Written exercise | Set down the material once more, exactly as it appears.

Records for processing |
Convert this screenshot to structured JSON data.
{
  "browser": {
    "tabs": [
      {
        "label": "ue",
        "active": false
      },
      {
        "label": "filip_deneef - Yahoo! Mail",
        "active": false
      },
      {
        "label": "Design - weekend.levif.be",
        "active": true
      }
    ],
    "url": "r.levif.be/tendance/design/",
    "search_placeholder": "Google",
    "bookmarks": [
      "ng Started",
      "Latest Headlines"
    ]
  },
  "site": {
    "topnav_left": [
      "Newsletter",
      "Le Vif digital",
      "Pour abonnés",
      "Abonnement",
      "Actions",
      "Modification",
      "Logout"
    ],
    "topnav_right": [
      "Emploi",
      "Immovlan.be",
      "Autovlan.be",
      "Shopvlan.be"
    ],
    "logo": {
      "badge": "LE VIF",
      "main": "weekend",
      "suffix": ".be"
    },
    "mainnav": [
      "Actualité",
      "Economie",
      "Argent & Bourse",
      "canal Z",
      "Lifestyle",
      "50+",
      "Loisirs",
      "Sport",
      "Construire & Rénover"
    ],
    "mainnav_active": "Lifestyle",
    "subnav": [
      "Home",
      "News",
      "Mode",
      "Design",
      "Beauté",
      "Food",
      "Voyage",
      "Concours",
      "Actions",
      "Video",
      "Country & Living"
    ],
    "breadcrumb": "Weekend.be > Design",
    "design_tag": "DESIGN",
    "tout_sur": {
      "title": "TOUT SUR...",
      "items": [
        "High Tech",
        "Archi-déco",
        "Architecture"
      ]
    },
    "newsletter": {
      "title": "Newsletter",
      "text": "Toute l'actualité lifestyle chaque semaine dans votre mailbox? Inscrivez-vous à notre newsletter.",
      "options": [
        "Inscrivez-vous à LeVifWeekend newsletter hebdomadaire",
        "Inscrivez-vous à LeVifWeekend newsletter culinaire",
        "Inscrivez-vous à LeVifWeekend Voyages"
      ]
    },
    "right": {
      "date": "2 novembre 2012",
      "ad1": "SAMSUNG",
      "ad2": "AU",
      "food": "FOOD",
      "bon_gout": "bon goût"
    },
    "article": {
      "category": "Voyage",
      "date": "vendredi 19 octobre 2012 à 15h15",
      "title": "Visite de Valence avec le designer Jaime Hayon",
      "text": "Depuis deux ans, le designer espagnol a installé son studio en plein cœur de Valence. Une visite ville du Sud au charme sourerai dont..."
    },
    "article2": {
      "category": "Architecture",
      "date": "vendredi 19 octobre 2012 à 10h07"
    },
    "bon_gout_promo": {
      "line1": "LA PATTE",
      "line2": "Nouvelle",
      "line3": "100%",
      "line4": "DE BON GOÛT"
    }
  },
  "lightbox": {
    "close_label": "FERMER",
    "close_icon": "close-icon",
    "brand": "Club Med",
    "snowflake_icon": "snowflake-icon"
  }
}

Task output |
Convert this screenshot to structured JSON data.
{
  "browser": {
    "tabs": [
      {
        "label": "ue",
        "active": false
      },
      {
        "label": "filip_deneef - Yahoo! Mail",
        "active": false
      },
      {
        "label": "Design - weekend.levif.be",
        "active": true
      }
    ],
    "url": "r.levif.be/tendance/design/",
    "search_placeholder": "Google",
    "bookmarks": [
      "ng Started",
      "Latest Headlines"
    ]
  },
  "site": {
    "topnav_left": [
      "Newsletter",
      "Le Vif digital",
      "Pour abonnés",
      "Abonnement",
      "Actions",
      "Modification",
      "Logout"
    ],
    "topnav_right": [
      "Emploi",
      "Immovlan.be",
      "Autovlan.be",
      "Shopvlan.be"
    ],
    "logo": {
      "badge": "LE VIF",
      "main": "weekend",
      "suffix": ".be"
    },
    "mainnav": [
      "Actualité",
      "Economie",
      "Argent & Bourse",
      "canal Z",
      "Lifestyle",
      "50+",
      "Loisirs",
      "Sport",
      "Construire & Rénover"
    ],
    "mainnav_active": "Lifestyle",
    "subnav": [
      "Home",
      "News",
      "Mode",
      "Design",
      "Beauté",
      "Food",
      "Voyage",
      "Concours",
      "Actions",
      "Video",
      "Country & Living"
    ],
    "breadcrumb": "Weekend.be > Design",
    "design_tag": "DESIGN",
    "tout_sur": {
      "title": "TOUT SUR...",
      "items": [
        "High Tech",
        "Archi-déco",
        "Architecture"
      ]
    },
    "newsletter": {
      "title": "Newsletter",
      "text": "Toute l'actualité lifestyle chaque semaine dans votre mailbox? Inscrivez-vous à notre newsletter.",
      "options": [
        "Inscrivez-vous à LeVifWeekend newsletter hebdomadaire",
        "Inscrivez-vous à LeVifWeekend newsletter culinaire",
        "Inscrivez-vous à LeVifWeekend Voyages"
      ]
    },
    "right": {
      "date": "2 novembre 2012",
      "ad1": "SAMSUNG",
      "ad2": "AU",
      "food": "FOOD",
      "bon_gout": "bon goût"
    },
    "article": {
      "category": "Voyage",
      "date": "vendredi 19 octobre 2012 à 15h15",
      "title": "Visite de Valence avec le designer Jaime Hayon",
      "text": "Depuis deux ans, le designer espagnol a installé son studio en plein cœur de Valence. Une visite ville du Sud au charme sourerai dont..."
    },
    "article2": {
      "category": "Architecture",
      "date": "vendredi 19 octobre 2012 à 10h07"
    },
    "bon_gout_promo": {
      "line1": "LA PATTE",
      "line2": "Nouvelle",
      "line3": "100%",
      "line4": "DE BON GOÛT"
    }
  },
  "lightbox": {
    "close_label": "FERMER",
    "close_icon": "close-icon",
    "brand": "Club Med",
    "snowflake_icon": "snowflake-icon"
  }
}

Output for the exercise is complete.